→ **Written task**:
Transcribe every line of the items below word for word, omitting the pictures.

→ **Input material**:

# # # # #

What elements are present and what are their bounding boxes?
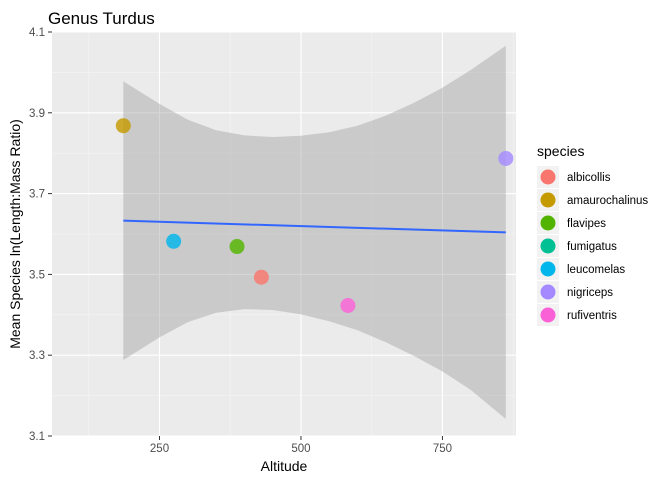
legend-swatch-leucomelas <box>540 261 556 277</box>
point-albicollis <box>253 269 269 285</box>
major-grid <box>52 31 516 437</box>
y-axis-ticks: 3.1 3.3 3.5 3.7 3.9 4.1 <box>29 27 52 443</box>
legend-swatch-albicollis <box>540 169 556 185</box>
y-tick-label: 3.9 <box>29 108 45 120</box>
legend-swatch-amaurochalinus <box>540 192 556 208</box>
y-tick-label: 3.7 <box>29 189 45 201</box>
x-tick-label: 750 <box>433 443 452 455</box>
point-nigriceps <box>498 150 514 166</box>
legend-label-leucomelas: leucomelas <box>567 264 625 276</box>
regression-line-group <box>123 219 506 234</box>
legend: species albicollis amaurochalinus flavipes… <box>537 143 648 326</box>
legend-swatch-fumigatus <box>540 238 556 254</box>
legend-swatch-nigriceps <box>540 284 556 300</box>
x-tick-label: 250 <box>150 443 169 455</box>
legend-label-flavipes: flavipes <box>567 218 606 230</box>
minor-grid <box>52 32 516 436</box>
points-group <box>115 118 514 314</box>
legend-title: species <box>537 143 584 159</box>
legend-label-nigriceps: nigriceps <box>567 287 613 299</box>
legend-label-fumigatus: fumigatus <box>567 241 617 253</box>
x-tick-label: 500 <box>291 443 310 455</box>
legend-items: albicollis amaurochalinus flavipes fumigatu… <box>537 166 648 326</box>
y-tick-label: 3.1 <box>29 431 45 443</box>
y-tick-label: 4.1 <box>29 27 45 39</box>
confidence-band-group <box>123 45 506 419</box>
legend-label-rufiventris: rufiventris <box>567 310 617 322</box>
y-axis-title: Mean Species ln(Length:Mass Ratio) <box>7 119 23 349</box>
chart-title: Genus Turdus <box>48 9 155 28</box>
point-flavipes <box>229 239 245 255</box>
point-rufiventris <box>340 298 356 314</box>
y-tick-label: 3.5 <box>29 269 45 281</box>
confidence-band <box>123 45 506 419</box>
x-axis-title: Altitude <box>261 458 308 474</box>
x-axis-ticks: 250 500 750 <box>150 436 452 455</box>
legend-label-amaurochalinus: amaurochalinus <box>567 195 648 207</box>
regression-line <box>123 219 506 234</box>
point-leucomelas <box>166 233 182 249</box>
legend-swatch-rufiventris <box>540 307 556 323</box>
point-amaurochalinus <box>115 118 131 134</box>
legend-swatch-flavipes <box>540 215 556 231</box>
legend-label-albicollis: albicollis <box>567 172 611 184</box>
y-tick-label: 3.3 <box>29 350 45 362</box>
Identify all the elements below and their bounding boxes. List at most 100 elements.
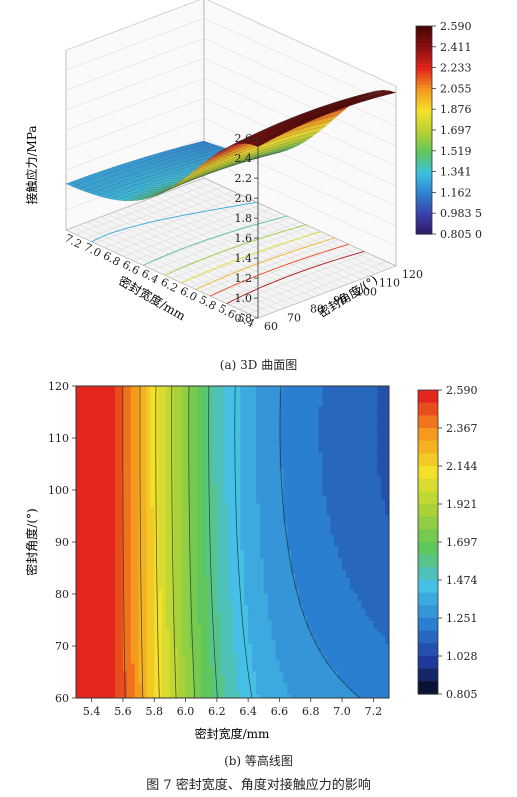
contour-cell (197, 503, 202, 508)
contour-cell (173, 542, 179, 547)
contour-cell (122, 456, 128, 461)
contour-cell (181, 682, 187, 687)
contour-cell (95, 499, 101, 504)
contour-cell (255, 487, 261, 492)
contour-cell (115, 495, 120, 500)
contour-cell (103, 397, 108, 403)
contour-cell (142, 631, 148, 637)
contour-cell (240, 440, 245, 446)
contour-cell (130, 655, 136, 660)
contour-cell (201, 659, 206, 664)
contour-cell (138, 467, 144, 473)
contour-cell (255, 460, 261, 465)
contour-cell (248, 647, 253, 652)
contour-cell (248, 639, 253, 644)
contour-cell (107, 530, 112, 535)
contour-cell (79, 401, 85, 407)
contour-cell (138, 631, 144, 637)
contour-cell (169, 588, 175, 594)
contour-cell (240, 647, 245, 652)
contour-cell (252, 444, 257, 449)
y-tick-label: 60 (264, 320, 278, 333)
contour-cell (111, 616, 116, 621)
contour-cell (252, 631, 257, 637)
contour-cell (177, 397, 183, 403)
contour-cell (103, 538, 108, 543)
contour-cell (165, 678, 171, 683)
contour-cell (130, 386, 136, 391)
contour-cell (122, 448, 128, 453)
contour-cell (189, 522, 194, 527)
contour-cell (244, 542, 249, 547)
surface-patch (258, 127, 270, 133)
contour-cell (119, 581, 124, 586)
contour-cell (224, 506, 230, 512)
contour-cell (150, 635, 155, 641)
contour-cell (165, 569, 171, 574)
contour-cell (224, 662, 230, 668)
contour-cell (189, 584, 194, 590)
contour-cell (87, 491, 93, 496)
contour-cell (107, 682, 112, 687)
contour-cell (119, 526, 124, 531)
contour-cell (177, 444, 183, 449)
contour-cell (173, 436, 179, 442)
contour-cell (236, 600, 241, 605)
contour-cell (107, 452, 112, 457)
contour-cell (228, 401, 234, 407)
contour-cell (99, 425, 104, 430)
contour-cell (193, 428, 198, 434)
contour-cell (244, 444, 249, 449)
contour-cell (119, 670, 124, 676)
contour-cell (248, 518, 253, 524)
colorbar-swatch (416, 64, 432, 69)
contour-cell (189, 499, 194, 504)
z-tick-label: 1.8 (235, 212, 253, 225)
contour-cell (193, 584, 198, 590)
contour-cell (181, 491, 187, 496)
contour-cell (83, 577, 89, 582)
contour-cell (209, 413, 214, 418)
contour-cell (197, 534, 202, 539)
contour-cell (263, 522, 269, 527)
contour-cell (224, 604, 230, 609)
contour-cell (169, 604, 175, 609)
surface-patch (121, 196, 133, 199)
contour-cell (177, 584, 183, 590)
contour-cell (95, 604, 101, 609)
contour-cell (103, 674, 108, 680)
contour-cell (150, 557, 155, 563)
contour-cell (220, 495, 226, 500)
contour-cell (134, 549, 140, 555)
contour-cell (169, 612, 175, 617)
contour-cell (259, 690, 265, 695)
contour-cell (126, 440, 132, 446)
contour-cell (119, 491, 124, 496)
contour-cell (76, 592, 81, 598)
contour-cell (212, 600, 218, 605)
contour-cell (169, 573, 175, 578)
contour-cell (185, 670, 191, 676)
colorbar-swatch (416, 81, 432, 86)
y-tick-label: 120 (402, 268, 423, 281)
contour-cell (236, 612, 241, 617)
contour-cell (212, 553, 218, 559)
contour-cell (189, 510, 194, 516)
contour-cell (169, 635, 175, 641)
contour-cell (220, 448, 226, 453)
contour-cell (76, 542, 81, 547)
contour-cell (252, 471, 257, 477)
contour-cell (177, 475, 183, 481)
contour-cell (99, 600, 104, 605)
surface-patch (269, 132, 282, 138)
contour-cell (169, 659, 175, 664)
contour-cell (259, 487, 265, 492)
contour-cell (95, 584, 101, 590)
contour-cell (158, 506, 163, 512)
contour-cell (216, 409, 222, 414)
contour-cell (158, 495, 163, 500)
contour-cell (255, 690, 261, 695)
contour-cell (236, 616, 241, 621)
contour-cell (134, 440, 140, 446)
contour-cell (177, 643, 183, 648)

# # # # #

→ **Result below**:
What elements are present and what are their bounding boxes?
legend-swatch-leucomelas <box>540 261 556 277</box>
point-albicollis <box>253 269 269 285</box>
major-grid <box>52 31 516 437</box>
y-axis-ticks: 3.1 3.3 3.5 3.7 3.9 4.1 <box>29 27 52 443</box>
legend-swatch-albicollis <box>540 169 556 185</box>
y-tick-label: 3.9 <box>29 108 45 120</box>
legend-swatch-amaurochalinus <box>540 192 556 208</box>
y-tick-label: 3.7 <box>29 189 45 201</box>
x-tick-label: 750 <box>433 443 452 455</box>
point-nigriceps <box>498 150 514 166</box>
legend-label-leucomelas: leucomelas <box>567 264 625 276</box>
regression-line-group <box>123 219 506 234</box>
legend: species albicollis amaurochalinus flavipes… <box>537 143 648 326</box>
legend-swatch-fumigatus <box>540 238 556 254</box>
legend-swatch-nigriceps <box>540 284 556 300</box>
x-tick-label: 250 <box>150 443 169 455</box>
legend-label-flavipes: flavipes <box>567 218 606 230</box>
minor-grid <box>52 32 516 436</box>
points-group <box>115 118 514 314</box>
legend-title: species <box>537 143 584 159</box>
legend-label-nigriceps: nigriceps <box>567 287 613 299</box>
legend-label-fumigatus: fumigatus <box>567 241 617 253</box>
x-tick-label: 500 <box>291 443 310 455</box>
legend-items: albicollis amaurochalinus flavipes fumigatu… <box>537 166 648 326</box>
y-tick-label: 3.1 <box>29 431 45 443</box>
y-tick-label: 4.1 <box>29 27 45 39</box>
confidence-band-group <box>123 45 506 419</box>
legend-label-rufiventris: rufiventris <box>567 310 617 322</box>
y-axis-title: Mean Species ln(Length:Mass Ratio) <box>7 119 23 349</box>
chart-title: Genus Turdus <box>48 9 155 28</box>
point-flavipes <box>229 239 245 255</box>
point-rufiventris <box>340 298 356 314</box>
y-tick-label: 3.5 <box>29 269 45 281</box>
confidence-band <box>123 45 506 419</box>
x-axis-title: Altitude <box>261 458 308 474</box>
x-axis-ticks: 250 500 750 <box>150 436 452 455</box>
legend-label-amaurochalinus: amaurochalinus <box>567 195 648 207</box>
regression-line <box>123 219 506 234</box>
point-leucomelas <box>166 233 182 249</box>
legend-swatch-rufiventris <box>540 307 556 323</box>
point-amaurochalinus <box>115 118 131 134</box>
legend-swatch-flavipes <box>540 215 556 231</box>
legend-label-albicollis: albicollis <box>567 172 611 184</box>
y-tick-label: 3.3 <box>29 350 45 362</box>
Identify all the elements below and their bounding boxes. List at most 100 elements.
contour-cell (197, 503, 202, 508)
contour-cell (173, 542, 179, 547)
contour-cell (122, 456, 128, 461)
contour-cell (181, 682, 187, 687)
contour-cell (95, 499, 101, 504)
contour-cell (255, 487, 261, 492)
contour-cell (115, 495, 120, 500)
contour-cell (103, 397, 108, 403)
contour-cell (142, 631, 148, 637)
contour-cell (240, 440, 245, 446)
contour-cell (130, 655, 136, 660)
contour-cell (201, 659, 206, 664)
contour-cell (138, 467, 144, 473)
contour-cell (255, 460, 261, 465)
contour-cell (248, 647, 253, 652)
contour-cell (248, 639, 253, 644)
contour-cell (107, 530, 112, 535)
contour-cell (79, 401, 85, 407)
contour-cell (138, 631, 144, 637)
contour-cell (169, 588, 175, 594)
contour-cell (240, 647, 245, 652)
contour-cell (252, 444, 257, 449)
y-tick-label: 60 (264, 320, 278, 333)
contour-cell (111, 616, 116, 621)
contour-cell (252, 631, 257, 637)
contour-cell (177, 397, 183, 403)
contour-cell (103, 538, 108, 543)
contour-cell (165, 678, 171, 683)
contour-cell (130, 386, 136, 391)
contour-cell (122, 448, 128, 453)
contour-cell (189, 522, 194, 527)
contour-cell (244, 542, 249, 547)
surface-patch (258, 127, 270, 133)
contour-cell (119, 581, 124, 586)
contour-cell (224, 506, 230, 512)
contour-cell (150, 635, 155, 641)
contour-cell (165, 569, 171, 574)
contour-cell (224, 662, 230, 668)
contour-cell (189, 584, 194, 590)
contour-cell (87, 491, 93, 496)
contour-cell (107, 682, 112, 687)
contour-cell (119, 526, 124, 531)
contour-cell (177, 444, 183, 449)
contour-cell (173, 436, 179, 442)
contour-cell (236, 600, 241, 605)
contour-cell (107, 452, 112, 457)
contour-cell (228, 401, 234, 407)
contour-cell (99, 425, 104, 430)
contour-cell (193, 428, 198, 434)
contour-cell (244, 444, 249, 449)
contour-cell (119, 670, 124, 676)
contour-cell (248, 518, 253, 524)
colorbar-swatch (416, 64, 432, 69)
contour-cell (189, 499, 194, 504)
z-tick-label: 1.8 (235, 212, 253, 225)
contour-cell (193, 584, 198, 590)
contour-cell (181, 491, 187, 496)
contour-cell (83, 577, 89, 582)
contour-cell (209, 413, 214, 418)
contour-cell (197, 534, 202, 539)
contour-cell (263, 522, 269, 527)
contour-cell (224, 604, 230, 609)
contour-cell (169, 604, 175, 609)
surface-patch (121, 196, 133, 199)
contour-cell (177, 584, 183, 590)
contour-cell (95, 604, 101, 609)
contour-cell (103, 674, 108, 680)
contour-cell (150, 557, 155, 563)
contour-cell (220, 495, 226, 500)
contour-cell (134, 549, 140, 555)
contour-cell (169, 612, 175, 617)
contour-cell (259, 690, 265, 695)
contour-cell (126, 440, 132, 446)
contour-cell (119, 491, 124, 496)
contour-cell (76, 592, 81, 598)
contour-cell (212, 600, 218, 605)
contour-cell (169, 573, 175, 578)
contour-cell (185, 670, 191, 676)
colorbar-swatch (416, 81, 432, 86)
y-tick-label: 120 (402, 268, 423, 281)
contour-cell (236, 612, 241, 617)
contour-cell (212, 553, 218, 559)
contour-cell (189, 510, 194, 516)
contour-cell (169, 635, 175, 641)
contour-cell (220, 448, 226, 453)
contour-cell (76, 542, 81, 547)
contour-cell (252, 471, 257, 477)
contour-cell (177, 475, 183, 481)
contour-cell (99, 600, 104, 605)
surface-patch (269, 132, 282, 138)
contour-cell (169, 659, 175, 664)
contour-cell (259, 487, 265, 492)
contour-cell (95, 584, 101, 590)
contour-cell (158, 506, 163, 512)
contour-cell (216, 409, 222, 414)
contour-cell (158, 495, 163, 500)
contour-cell (255, 690, 261, 695)
contour-cell (236, 616, 241, 621)
contour-cell (134, 440, 140, 446)
contour-cell (177, 643, 183, 648)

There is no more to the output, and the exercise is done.